We define relationships between sets based on their elements.

📖 Set Relations

Subset ( $\subseteq$ ): Set $A$ is a subset of set $B$ if every element of $A$ is also an element of $B$ . Formally, $A \subseteq B \iff (\forall x)(x \in A \implies x \in B)$ .
Proper Subset ( $\subset$ ): Set $A$ is a proper subset of set $B$ if $A \subseteq B$ and $A \neq B$ . This means $B$ contains at least one element not in $A$ .
Superset ( $\supseteq$ , $\supset$ ): $A$ is a superset of $B$ if $B$ is a subset of $A$ .
Equality ( $=$ ): Two sets $A$ and $B$ are equal if they have exactly the same elements. Formally, $A = B \iff (A \subseteq B \text{ and } B \subseteq A)$ .

Worked Example:

Let $A = \{1, 2\}$ , $B = \{2, 1\}$ , $C = \{1, 2, 3\}$ . Determine the relationships between these sets.

Step 1: Compare $A$ and $B$ .

> Every element of $A$ is in $B$ ( $1 \in B, 2 \in B$ ). So $A \subseteq B$ .
> Every element of $B$ is in $A$ ( $2 \in A, 1 \in A$ ). So $B \subseteq A$ .
> Since $A \subseteq B$ and $B \subseteq A$ , we conclude $A = B$ .

Step 2: Compare $A$ and $C$ .

> Every element of $A$ is in $C$ ( $1 \in C, 2 \in C$ ). So $A \subseteq C$ .
> However, $3 \in C$ but $3 \notin A$ . Thus $A \neq C$ .
> Since $A \subseteq C$ and $A \neq C$ , $A$ is a proper subset of $C$ , i.e., $A \subset C$ .
> Conversely, $C$ is a proper superset of $A$ , i.e., $C \supset A$ .

Answer: $A = B$ , $A \subset C$ , $C \supset A$ .

:::question type="MSQ" question="Let $X = \{n \in \mathbb{Z} \mid n \text{ is a multiple of } 4\}$ and $Y = \{n \in \mathbb{Z} \mid n \text{ is a multiple of } 8\}$ . Which of the following statements are true?" options=[" $Y \subseteq X$ ", " $X \subseteq Y$ ", " $X \subset Y$ ", " $Y \subset X$ "] answer=" $Y \subseteq X,Y \subset X$ " hint="Consider the definition of multiples and proper subsets." solution="Step 1: Understand the sets.

Element box records:
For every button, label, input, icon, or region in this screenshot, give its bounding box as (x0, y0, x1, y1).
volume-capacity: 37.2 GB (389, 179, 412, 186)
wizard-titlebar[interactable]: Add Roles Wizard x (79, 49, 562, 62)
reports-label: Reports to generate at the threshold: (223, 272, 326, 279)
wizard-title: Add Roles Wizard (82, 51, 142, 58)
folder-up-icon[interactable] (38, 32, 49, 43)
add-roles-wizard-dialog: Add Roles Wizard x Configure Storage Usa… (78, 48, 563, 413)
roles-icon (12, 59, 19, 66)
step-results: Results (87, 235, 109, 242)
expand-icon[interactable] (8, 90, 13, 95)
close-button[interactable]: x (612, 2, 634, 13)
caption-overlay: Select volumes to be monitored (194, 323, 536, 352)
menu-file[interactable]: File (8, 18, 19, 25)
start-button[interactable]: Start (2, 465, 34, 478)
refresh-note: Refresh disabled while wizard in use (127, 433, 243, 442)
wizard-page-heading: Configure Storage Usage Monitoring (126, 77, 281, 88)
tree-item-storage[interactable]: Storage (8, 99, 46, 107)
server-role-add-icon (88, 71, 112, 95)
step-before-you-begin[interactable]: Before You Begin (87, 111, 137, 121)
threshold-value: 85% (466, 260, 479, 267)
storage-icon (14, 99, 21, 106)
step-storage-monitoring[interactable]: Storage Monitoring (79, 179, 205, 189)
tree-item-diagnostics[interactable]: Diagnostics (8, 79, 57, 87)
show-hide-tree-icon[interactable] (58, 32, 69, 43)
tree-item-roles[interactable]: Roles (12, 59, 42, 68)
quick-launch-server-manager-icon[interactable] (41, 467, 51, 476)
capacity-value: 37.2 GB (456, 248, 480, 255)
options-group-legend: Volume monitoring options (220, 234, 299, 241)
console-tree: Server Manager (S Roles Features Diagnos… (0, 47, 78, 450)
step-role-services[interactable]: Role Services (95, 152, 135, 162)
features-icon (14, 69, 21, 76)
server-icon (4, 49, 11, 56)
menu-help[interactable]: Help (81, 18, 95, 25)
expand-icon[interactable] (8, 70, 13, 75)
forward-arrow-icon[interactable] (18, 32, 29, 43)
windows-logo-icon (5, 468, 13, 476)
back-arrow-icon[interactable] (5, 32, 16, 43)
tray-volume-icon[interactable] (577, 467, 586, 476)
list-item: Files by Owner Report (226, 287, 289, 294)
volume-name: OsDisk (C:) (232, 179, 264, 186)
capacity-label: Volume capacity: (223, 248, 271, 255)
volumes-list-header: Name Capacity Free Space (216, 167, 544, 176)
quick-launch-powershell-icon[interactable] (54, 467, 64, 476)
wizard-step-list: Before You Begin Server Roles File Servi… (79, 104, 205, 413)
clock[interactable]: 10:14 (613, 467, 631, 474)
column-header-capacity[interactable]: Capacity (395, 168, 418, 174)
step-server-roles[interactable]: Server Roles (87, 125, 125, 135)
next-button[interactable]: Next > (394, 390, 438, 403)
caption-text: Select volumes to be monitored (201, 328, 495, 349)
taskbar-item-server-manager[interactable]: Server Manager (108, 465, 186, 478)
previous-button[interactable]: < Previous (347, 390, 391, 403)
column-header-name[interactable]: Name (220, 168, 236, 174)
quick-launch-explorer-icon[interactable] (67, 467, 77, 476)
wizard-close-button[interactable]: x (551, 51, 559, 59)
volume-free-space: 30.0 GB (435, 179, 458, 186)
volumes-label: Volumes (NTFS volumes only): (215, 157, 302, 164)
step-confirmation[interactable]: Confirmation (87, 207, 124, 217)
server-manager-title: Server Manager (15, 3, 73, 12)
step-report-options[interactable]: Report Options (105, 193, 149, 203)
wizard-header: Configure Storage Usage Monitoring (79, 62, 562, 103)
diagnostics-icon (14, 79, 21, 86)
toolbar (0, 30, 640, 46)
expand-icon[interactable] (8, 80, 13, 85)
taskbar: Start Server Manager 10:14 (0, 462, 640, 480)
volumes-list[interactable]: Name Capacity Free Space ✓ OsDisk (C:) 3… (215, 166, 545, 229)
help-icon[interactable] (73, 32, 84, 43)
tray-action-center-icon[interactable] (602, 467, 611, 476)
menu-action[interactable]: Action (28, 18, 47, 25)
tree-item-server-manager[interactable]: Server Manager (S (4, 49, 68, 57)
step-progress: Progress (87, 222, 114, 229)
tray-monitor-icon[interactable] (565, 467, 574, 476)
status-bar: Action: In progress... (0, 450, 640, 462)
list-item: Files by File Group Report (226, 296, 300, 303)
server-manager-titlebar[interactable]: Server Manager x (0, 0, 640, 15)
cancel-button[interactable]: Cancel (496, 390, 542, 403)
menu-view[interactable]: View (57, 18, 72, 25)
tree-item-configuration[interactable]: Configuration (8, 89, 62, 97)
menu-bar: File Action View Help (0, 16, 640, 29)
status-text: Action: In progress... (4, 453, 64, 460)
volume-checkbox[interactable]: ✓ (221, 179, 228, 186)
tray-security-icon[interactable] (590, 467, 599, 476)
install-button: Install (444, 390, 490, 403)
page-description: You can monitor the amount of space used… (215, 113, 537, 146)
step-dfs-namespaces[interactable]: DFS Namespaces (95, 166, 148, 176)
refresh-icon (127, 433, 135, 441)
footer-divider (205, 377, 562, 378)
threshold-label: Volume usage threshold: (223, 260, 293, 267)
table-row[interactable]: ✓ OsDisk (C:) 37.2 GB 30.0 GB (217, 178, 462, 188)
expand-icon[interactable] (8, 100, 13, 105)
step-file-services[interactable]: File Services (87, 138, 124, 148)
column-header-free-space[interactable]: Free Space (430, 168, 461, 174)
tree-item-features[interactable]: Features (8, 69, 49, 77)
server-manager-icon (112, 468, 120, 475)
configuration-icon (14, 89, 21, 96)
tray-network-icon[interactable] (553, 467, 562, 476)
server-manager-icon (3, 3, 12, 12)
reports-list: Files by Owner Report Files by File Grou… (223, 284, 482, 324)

- PROBLEMS AND TASKS:
a) Restate the paragraph in the set relations excerpt that begins "Proper Subset" as a short list that keeps its facts.
b) Carry the set relations excerpt on past its last line, finishing the solution to the problem on multiples of 4 and 8.

- REPLIES:
a)
- Symbol: $\subset$
- $A$ is a proper subset of $B$ when $A \subseteq B$ and $A \neq B$.
- In that case, $B$ has at least one element that is not in $A$.

b)
$X = \{ \ldots, -8, -4, 0, 4, 8, 12, \ldots \}$ (multiples of 4)
$Y = \{ \ldots, -16, -8, 0, 8, 16, \ldots \}$ (multiples of 8)

Step 2: Check $Y \subseteq X$ .
If $n$ is a multiple of $8$ , then $n = 8k$ for some integer $k$ .
We can write $n = 4 \times (2k)$ , which means $n$ is also a multiple of $4$ .
Thus, every element of $Y$ is also an element of $X$ . So $Y \subseteq X$ is true.

Step 3: Check $X \subseteq Y$ .
Consider an element $4 \in X$ . $4$ is a multiple of $4$ .
However, $4$ is not a multiple of $8$ . So $4 \notin Y$ .
Thus, $X \subseteq Y$ is false.

Step 4: Check $X \subset Y$ .
Since $X \subseteq Y$ is false, $X \subset Y$ is also false.

Step 5: Check $Y \subset X$ .
We established $Y \subseteq X$ .
Now we need to check if $Y = X$ .
Since $4 \in X$ but $4 \notin Y$ , $X \neq Y$ .
Therefore, $Y$ is a proper subset of $X$ . So $Y \subset X$ is true.

The correct options are $Y \subseteq X$ and $Y \subset X$ ."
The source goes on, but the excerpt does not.